TO BE DONE:
In the material below, find all lines with the string "посева" and copy them.

---+---

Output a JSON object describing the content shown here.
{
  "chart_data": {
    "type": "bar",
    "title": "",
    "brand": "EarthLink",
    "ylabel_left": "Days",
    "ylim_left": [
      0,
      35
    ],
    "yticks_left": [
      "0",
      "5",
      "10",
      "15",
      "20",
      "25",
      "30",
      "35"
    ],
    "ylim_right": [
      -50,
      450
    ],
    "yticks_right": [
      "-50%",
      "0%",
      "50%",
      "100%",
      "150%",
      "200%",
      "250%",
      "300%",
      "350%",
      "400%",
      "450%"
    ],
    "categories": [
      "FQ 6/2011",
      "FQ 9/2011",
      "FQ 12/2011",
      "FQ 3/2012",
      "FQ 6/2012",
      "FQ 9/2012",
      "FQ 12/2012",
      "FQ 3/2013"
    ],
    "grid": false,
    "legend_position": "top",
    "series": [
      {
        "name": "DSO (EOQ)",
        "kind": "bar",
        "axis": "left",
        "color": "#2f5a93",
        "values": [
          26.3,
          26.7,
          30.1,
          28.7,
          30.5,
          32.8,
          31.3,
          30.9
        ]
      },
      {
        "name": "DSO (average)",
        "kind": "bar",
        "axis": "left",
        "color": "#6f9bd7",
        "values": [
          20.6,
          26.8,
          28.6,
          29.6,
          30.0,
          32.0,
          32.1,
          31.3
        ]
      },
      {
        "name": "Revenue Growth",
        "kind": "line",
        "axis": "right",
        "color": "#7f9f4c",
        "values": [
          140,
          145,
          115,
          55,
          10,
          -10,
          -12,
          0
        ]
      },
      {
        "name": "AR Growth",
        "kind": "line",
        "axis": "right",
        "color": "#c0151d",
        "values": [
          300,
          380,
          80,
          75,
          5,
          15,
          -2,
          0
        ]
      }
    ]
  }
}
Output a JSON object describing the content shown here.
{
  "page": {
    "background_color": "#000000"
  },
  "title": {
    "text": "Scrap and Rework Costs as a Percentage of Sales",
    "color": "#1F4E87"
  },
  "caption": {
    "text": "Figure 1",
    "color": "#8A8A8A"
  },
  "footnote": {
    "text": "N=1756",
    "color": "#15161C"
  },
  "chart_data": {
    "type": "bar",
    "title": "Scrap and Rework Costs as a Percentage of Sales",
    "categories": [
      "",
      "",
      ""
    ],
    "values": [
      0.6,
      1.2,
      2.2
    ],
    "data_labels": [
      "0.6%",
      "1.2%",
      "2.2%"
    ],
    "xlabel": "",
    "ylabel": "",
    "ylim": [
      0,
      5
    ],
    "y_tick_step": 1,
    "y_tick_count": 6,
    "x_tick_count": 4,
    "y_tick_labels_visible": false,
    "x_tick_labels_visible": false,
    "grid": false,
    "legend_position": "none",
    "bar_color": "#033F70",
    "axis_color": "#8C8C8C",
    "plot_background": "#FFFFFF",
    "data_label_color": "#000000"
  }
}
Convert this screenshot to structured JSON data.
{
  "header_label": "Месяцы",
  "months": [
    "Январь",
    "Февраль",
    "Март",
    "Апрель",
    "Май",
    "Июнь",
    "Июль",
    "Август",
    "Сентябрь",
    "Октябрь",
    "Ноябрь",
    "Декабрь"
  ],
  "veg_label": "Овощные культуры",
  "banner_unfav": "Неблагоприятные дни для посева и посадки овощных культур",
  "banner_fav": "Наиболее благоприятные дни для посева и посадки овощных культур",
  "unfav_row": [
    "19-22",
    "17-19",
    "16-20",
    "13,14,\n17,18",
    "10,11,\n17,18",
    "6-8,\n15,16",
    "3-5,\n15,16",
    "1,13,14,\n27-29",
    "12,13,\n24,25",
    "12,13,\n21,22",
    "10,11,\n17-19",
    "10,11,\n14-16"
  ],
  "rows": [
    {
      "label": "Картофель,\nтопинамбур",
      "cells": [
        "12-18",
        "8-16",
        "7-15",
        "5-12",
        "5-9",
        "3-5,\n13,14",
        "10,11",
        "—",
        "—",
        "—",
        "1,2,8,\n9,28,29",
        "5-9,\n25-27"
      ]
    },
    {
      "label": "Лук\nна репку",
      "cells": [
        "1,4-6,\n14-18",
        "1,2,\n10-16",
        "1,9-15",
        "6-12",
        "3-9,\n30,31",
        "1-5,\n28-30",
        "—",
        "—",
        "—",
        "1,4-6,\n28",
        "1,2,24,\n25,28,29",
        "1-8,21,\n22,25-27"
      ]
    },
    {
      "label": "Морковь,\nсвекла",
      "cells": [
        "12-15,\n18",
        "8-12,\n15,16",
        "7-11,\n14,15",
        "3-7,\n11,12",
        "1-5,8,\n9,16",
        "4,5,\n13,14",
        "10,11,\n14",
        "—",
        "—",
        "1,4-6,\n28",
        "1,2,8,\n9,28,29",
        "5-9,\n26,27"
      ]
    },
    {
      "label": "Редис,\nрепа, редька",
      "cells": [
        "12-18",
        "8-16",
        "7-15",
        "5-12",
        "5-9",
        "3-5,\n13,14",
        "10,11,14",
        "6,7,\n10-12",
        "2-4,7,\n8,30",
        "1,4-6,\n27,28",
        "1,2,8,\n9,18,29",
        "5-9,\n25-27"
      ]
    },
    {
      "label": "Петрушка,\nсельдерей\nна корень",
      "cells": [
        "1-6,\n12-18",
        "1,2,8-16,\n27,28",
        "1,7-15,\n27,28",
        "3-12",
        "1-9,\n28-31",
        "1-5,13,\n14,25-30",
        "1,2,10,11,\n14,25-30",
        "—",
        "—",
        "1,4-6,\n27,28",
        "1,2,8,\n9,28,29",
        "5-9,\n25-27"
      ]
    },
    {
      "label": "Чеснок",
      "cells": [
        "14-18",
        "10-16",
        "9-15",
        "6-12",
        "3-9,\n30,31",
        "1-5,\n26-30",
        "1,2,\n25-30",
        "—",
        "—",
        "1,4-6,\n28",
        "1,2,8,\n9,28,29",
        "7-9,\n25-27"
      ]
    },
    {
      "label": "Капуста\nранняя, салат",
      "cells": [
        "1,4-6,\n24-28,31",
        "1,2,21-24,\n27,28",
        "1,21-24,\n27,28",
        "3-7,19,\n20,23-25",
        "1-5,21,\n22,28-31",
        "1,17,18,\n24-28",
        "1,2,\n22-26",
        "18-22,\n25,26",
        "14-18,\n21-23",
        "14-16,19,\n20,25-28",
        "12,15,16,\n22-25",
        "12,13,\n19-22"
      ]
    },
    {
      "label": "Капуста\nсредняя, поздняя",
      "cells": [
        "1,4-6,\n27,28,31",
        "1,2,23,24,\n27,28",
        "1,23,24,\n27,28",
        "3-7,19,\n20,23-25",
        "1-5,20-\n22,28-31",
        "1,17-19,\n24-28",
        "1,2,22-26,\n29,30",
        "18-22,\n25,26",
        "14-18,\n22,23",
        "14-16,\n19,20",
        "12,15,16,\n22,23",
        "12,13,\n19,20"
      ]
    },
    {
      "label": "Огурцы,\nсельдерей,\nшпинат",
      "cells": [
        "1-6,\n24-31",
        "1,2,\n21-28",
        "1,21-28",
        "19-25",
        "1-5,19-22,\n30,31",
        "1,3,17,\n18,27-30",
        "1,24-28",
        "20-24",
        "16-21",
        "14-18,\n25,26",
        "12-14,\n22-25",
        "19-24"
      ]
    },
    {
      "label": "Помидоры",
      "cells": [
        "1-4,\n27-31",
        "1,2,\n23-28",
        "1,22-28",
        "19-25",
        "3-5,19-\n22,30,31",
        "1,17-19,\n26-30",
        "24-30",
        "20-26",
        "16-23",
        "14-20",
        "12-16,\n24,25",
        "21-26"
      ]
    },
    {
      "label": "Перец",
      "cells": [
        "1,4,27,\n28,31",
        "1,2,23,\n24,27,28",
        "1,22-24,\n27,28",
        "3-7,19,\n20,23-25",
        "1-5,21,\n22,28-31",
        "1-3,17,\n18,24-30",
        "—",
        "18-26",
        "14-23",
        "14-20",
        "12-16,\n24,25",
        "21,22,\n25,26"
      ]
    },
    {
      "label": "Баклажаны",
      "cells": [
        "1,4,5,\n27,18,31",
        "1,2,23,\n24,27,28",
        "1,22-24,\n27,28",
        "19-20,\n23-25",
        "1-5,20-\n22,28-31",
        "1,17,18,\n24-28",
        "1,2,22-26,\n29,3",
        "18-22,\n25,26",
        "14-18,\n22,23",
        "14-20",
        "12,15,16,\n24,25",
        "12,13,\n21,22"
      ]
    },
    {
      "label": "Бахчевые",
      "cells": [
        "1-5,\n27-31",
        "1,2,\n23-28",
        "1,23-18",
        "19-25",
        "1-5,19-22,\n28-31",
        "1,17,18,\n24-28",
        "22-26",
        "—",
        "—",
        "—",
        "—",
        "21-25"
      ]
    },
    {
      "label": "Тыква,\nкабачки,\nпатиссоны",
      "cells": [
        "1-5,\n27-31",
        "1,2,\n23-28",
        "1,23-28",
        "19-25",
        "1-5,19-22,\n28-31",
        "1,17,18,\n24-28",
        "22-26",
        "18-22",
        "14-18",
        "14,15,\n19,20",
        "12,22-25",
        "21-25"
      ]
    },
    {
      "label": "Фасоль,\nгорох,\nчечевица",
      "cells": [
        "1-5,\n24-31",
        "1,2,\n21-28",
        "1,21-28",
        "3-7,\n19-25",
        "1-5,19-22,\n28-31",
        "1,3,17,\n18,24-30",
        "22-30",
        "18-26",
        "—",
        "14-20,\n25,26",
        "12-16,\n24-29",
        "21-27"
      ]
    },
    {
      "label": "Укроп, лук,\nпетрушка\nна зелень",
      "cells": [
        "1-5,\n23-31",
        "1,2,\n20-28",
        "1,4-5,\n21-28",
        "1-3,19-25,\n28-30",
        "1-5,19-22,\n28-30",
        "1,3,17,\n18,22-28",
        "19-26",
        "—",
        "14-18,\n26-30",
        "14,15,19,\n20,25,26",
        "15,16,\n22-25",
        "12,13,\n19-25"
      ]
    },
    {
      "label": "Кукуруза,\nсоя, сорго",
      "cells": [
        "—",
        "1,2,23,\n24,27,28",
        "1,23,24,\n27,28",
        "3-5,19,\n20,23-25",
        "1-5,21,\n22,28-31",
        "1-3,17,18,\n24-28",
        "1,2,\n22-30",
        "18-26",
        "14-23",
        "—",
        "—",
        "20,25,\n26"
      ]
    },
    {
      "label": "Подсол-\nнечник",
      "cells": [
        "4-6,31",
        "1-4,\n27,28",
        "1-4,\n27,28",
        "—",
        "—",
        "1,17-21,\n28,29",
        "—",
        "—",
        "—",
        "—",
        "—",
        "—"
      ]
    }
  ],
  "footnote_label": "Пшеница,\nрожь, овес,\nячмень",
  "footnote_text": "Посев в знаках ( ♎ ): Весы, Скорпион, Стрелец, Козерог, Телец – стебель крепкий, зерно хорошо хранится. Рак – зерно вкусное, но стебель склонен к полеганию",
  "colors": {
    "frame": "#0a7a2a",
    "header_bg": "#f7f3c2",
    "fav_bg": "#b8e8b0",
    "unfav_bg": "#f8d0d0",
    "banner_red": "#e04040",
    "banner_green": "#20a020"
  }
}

---+---

COMPLETED TASK:
  "banner_unfav": "Неблагоприятные дни для посева и посадки овощных культур",
  "banner_fav": "Наиболее благоприятные дни для посева и посадки овощных культур",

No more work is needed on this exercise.